→ **What this task involves**:
In the records that follow, show each line where the word "recommended" is present.
..............................
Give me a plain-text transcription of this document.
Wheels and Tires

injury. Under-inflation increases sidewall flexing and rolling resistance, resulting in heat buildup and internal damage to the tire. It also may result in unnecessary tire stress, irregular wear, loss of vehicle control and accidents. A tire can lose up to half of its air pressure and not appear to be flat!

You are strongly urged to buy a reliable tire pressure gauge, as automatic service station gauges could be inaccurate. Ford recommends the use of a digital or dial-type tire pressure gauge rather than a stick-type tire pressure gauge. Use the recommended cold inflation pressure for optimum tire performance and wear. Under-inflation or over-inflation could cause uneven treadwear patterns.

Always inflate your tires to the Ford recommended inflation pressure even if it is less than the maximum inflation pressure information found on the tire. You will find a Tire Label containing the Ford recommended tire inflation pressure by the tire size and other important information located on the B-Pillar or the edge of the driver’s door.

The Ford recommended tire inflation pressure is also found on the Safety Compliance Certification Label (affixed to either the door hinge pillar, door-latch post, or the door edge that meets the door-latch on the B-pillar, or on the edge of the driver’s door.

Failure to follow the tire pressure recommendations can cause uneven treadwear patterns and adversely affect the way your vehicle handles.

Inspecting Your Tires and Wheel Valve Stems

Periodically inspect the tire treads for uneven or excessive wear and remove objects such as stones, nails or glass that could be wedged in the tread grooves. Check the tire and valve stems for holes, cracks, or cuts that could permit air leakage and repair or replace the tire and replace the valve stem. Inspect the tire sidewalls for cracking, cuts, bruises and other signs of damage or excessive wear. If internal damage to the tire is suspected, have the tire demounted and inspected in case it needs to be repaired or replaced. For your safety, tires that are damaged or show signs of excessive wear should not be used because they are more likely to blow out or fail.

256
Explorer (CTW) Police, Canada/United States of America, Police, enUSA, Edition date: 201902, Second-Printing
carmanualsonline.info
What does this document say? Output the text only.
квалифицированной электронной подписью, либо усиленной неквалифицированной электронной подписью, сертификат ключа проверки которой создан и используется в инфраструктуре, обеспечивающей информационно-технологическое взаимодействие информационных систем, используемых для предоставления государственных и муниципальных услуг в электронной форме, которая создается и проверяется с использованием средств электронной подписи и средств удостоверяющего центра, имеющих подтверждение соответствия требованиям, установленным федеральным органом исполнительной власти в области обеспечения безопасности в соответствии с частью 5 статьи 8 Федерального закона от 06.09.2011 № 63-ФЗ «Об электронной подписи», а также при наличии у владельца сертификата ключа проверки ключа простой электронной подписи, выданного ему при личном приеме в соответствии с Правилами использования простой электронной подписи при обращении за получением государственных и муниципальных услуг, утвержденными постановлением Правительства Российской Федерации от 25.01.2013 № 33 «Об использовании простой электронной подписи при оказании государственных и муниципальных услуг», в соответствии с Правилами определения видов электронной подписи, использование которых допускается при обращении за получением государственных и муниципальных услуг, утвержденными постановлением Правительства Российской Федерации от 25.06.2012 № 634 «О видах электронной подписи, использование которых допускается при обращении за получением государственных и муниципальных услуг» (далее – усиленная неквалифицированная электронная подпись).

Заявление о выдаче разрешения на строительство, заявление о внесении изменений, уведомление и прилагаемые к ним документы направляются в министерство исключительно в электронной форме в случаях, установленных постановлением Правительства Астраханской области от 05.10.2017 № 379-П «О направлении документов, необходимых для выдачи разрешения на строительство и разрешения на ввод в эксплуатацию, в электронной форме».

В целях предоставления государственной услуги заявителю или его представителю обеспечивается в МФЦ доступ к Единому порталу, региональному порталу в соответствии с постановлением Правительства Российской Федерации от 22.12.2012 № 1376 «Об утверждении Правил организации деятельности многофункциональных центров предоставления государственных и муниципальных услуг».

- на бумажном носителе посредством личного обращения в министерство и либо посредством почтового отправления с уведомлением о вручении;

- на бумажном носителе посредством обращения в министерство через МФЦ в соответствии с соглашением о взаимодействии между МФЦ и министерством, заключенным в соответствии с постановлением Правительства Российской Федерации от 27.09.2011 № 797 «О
..............................
→ **Answer below**:
You are strongly urged to buy a reliable tire pressure gauge, as automatic service station gauges could be inaccurate. Ford recommends the use of a digital or dial-type tire pressure gauge rather than a stick-type tire pressure gauge. Use the recommended cold inflation pressure for optimum tire performance and wear. Under-inflation or over-inflation could cause uneven treadwear patterns.
Always inflate your tires to the Ford recommended inflation pressure even if it is less than the maximum inflation pressure information found on the tire. You will find a Tire Label containing the Ford recommended tire inflation pressure by the tire size and other important information located on the B-Pillar or the edge of the driver’s door.
The Ford recommended tire inflation pressure is also found on the Safety Compliance Certification Label (affixed to either the door hinge pillar, door-latch post, or the door edge that meets the door-latch on the B-pillar, or on the edge of the driver’s door.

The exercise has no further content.